• **WHAT TO WORK ON**: Reproduce the listing that follows with no differences at all.

══ RECORD EXTRACTS ══

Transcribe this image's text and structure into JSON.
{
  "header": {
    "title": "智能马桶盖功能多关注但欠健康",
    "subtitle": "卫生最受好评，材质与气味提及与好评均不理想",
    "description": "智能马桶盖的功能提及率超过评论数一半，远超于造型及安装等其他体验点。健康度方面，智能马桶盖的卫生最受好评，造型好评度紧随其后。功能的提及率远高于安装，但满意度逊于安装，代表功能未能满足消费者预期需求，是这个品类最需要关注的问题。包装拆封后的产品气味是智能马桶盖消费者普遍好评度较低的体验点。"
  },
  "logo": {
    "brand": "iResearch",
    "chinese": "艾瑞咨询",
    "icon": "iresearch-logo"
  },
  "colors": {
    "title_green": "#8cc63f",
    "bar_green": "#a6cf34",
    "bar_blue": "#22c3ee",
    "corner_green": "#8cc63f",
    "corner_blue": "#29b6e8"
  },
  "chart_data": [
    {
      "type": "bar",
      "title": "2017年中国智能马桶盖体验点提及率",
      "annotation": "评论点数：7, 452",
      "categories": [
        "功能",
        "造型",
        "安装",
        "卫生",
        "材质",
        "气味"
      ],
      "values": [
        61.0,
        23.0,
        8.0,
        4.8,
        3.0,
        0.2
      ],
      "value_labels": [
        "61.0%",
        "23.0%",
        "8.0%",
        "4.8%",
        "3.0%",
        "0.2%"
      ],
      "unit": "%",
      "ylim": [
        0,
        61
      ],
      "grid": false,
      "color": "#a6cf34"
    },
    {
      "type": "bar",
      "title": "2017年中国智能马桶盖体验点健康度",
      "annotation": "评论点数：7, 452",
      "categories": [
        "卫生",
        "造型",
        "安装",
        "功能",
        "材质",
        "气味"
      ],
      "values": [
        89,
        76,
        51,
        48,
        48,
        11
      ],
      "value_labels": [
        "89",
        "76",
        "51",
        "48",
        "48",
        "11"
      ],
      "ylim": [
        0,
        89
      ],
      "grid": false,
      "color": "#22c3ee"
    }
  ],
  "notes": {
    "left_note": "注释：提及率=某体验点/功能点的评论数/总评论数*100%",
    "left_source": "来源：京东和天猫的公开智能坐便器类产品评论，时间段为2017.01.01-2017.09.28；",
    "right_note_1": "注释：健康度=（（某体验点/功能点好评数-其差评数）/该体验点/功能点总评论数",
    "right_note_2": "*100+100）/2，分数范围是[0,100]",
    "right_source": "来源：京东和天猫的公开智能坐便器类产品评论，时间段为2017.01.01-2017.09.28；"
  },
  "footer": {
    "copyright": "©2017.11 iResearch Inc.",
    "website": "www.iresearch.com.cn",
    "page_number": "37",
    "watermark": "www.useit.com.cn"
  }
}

═══

• **THE RESPONSE**:
Transcribe this image's text and structure into JSON.
{
  "header": {
    "title": "智能马桶盖功能多关注但欠健康",
    "subtitle": "卫生最受好评，材质与气味提及与好评均不理想",
    "description": "智能马桶盖的功能提及率超过评论数一半，远超于造型及安装等其他体验点。健康度方面，智能马桶盖的卫生最受好评，造型好评度紧随其后。功能的提及率远高于安装，但满意度逊于安装，代表功能未能满足消费者预期需求，是这个品类最需要关注的问题。包装拆封后的产品气味是智能马桶盖消费者普遍好评度较低的体验点。"
  },
  "logo": {
    "brand": "iResearch",
    "chinese": "艾瑞咨询",
    "icon": "iresearch-logo"
  },
  "colors": {
    "title_green": "#8cc63f",
    "bar_green": "#a6cf34",
    "bar_blue": "#22c3ee",
    "corner_green": "#8cc63f",
    "corner_blue": "#29b6e8"
  },
  "chart_data": [
    {
      "type": "bar",
      "title": "2017年中国智能马桶盖体验点提及率",
      "annotation": "评论点数：7, 452",
      "categories": [
        "功能",
        "造型",
        "安装",
        "卫生",
        "材质",
        "气味"
      ],
      "values": [
        61.0,
        23.0,
        8.0,
        4.8,
        3.0,
        0.2
      ],
      "value_labels": [
        "61.0%",
        "23.0%",
        "8.0%",
        "4.8%",
        "3.0%",
        "0.2%"
      ],
      "unit": "%",
      "ylim": [
        0,
        61
      ],
      "grid": false,
      "color": "#a6cf34"
    },
    {
      "type": "bar",
      "title": "2017年中国智能马桶盖体验点健康度",
      "annotation": "评论点数：7, 452",
      "categories": [
        "卫生",
        "造型",
        "安装",
        "功能",
        "材质",
        "气味"
      ],
      "values": [
        89,
        76,
        51,
        48,
        48,
        11
      ],
      "value_labels": [
        "89",
        "76",
        "51",
        "48",
        "48",
        "11"
      ],
      "ylim": [
        0,
        89
      ],
      "grid": false,
      "color": "#22c3ee"
    }
  ],
  "notes": {
    "left_note": "注释：提及率=某体验点/功能点的评论数/总评论数*100%",
    "left_source": "来源：京东和天猫的公开智能坐便器类产品评论，时间段为2017.01.01-2017.09.28；",
    "right_note_1": "注释：健康度=（（某体验点/功能点好评数-其差评数）/该体验点/功能点总评论数",
    "right_note_2": "*100+100）/2，分数范围是[0,100]",
    "right_source": "来源：京东和天猫的公开智能坐便器类产品评论，时间段为2017.01.01-2017.09.28；"
  },
  "footer": {
    "copyright": "©2017.11 iResearch Inc.",
    "website": "www.iresearch.com.cn",
    "page_number": "37",
    "watermark": "www.useit.com.cn"
  }
}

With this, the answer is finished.